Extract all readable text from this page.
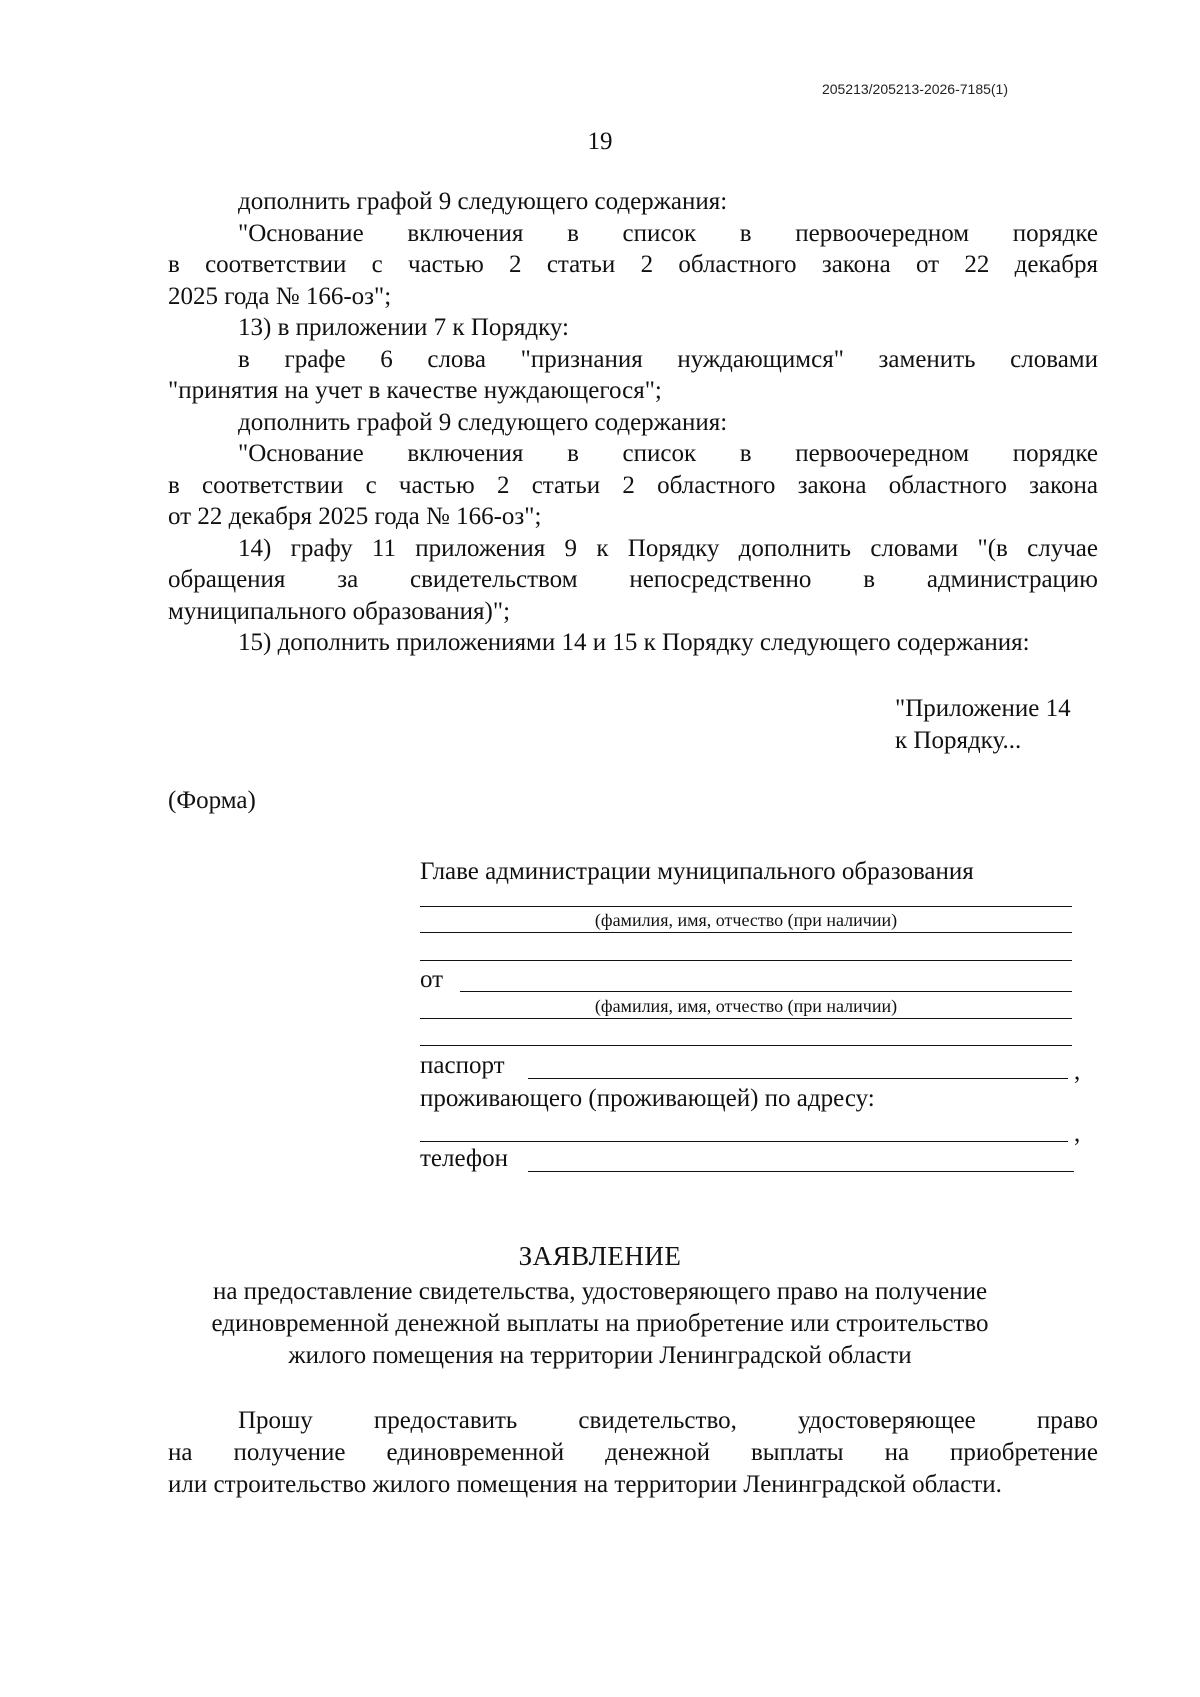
205213/205213-2026-7185(1)
19
дополнить графой 9 следующего содержания:
"Основание включения в список в первоочередном порядке
в соответствии с частью 2 статьи 2 областного закона от 22 декабря
2025 года № 166-оз";
13) в приложении 7 к Порядку:
в графе 6 слова "признания нуждающимся" заменить словами
"принятия на учет в качестве нуждающегося";
дополнить графой 9 следующего содержания:
"Основание включения в список в первоочередном порядке
в соответствии с частью 2 статьи 2 областного закона областного закона
от 22 декабря 2025 года № 166-оз";
14) графу 11 приложения 9 к Порядку дополнить словами "(в случае
обращения за свидетельством непосредственно в администрацию
муниципального образования)";
15) дополнить приложениями 14 и 15 к Порядку следующего содержания:
"Приложение 14
к Порядку...
(Форма)
Главе администрации муниципального образования
(фамилия, имя, отчество (при наличии)
от
(фамилия, имя, отчество (при наличии)
паспорт	,
проживающего (проживающей) по адресу:
,
телефон
ЗАЯВЛЕНИЕ
на предоставление свидетельства, удостоверяющего право на получение
единовременной денежной выплаты на приобретение или строительство
жилого помещения на территории Ленинградской области
Прошу предоставить свидетельство, удостоверяющее право
на получение единовременной денежной выплаты на приобретение
или строительство жилого помещения на территории Ленинградской области.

******************************

### [WHAT YOU WILL DO]
Go through the listing above and write it out again exactly, dropping the pictures.

### [TASK OUTPUT]
Extract all readable text from this page.
205213/205213-2026-7185(1)
19
дополнить графой 9 следующего содержания:
"Основание включения в список в первоочередном порядке
в соответствии с частью 2 статьи 2 областного закона от 22 декабря
2025 года № 166-оз";
13) в приложении 7 к Порядку:
в графе 6 слова "признания нуждающимся" заменить словами
"принятия на учет в качестве нуждающегося";
дополнить графой 9 следующего содержания:
"Основание включения в список в первоочередном порядке
в соответствии с частью 2 статьи 2 областного закона областного закона
от 22 декабря 2025 года № 166-оз";
14) графу 11 приложения 9 к Порядку дополнить словами "(в случае
обращения за свидетельством непосредственно в администрацию
муниципального образования)";
15) дополнить приложениями 14 и 15 к Порядку следующего содержания:
"Приложение 14
к Порядку...
(Форма)
Главе администрации муниципального образования
(фамилия, имя, отчество (при наличии)
от
(фамилия, имя, отчество (при наличии)
паспорт	,
проживающего (проживающей) по адресу:
,
телефон
ЗАЯВЛЕНИЕ
на предоставление свидетельства, удостоверяющего право на получение
единовременной денежной выплаты на приобретение или строительство
жилого помещения на территории Ленинградской области
Прошу предоставить свидетельство, удостоверяющее право
на получение единовременной денежной выплаты на приобретение
или строительство жилого помещения на территории Ленинградской области.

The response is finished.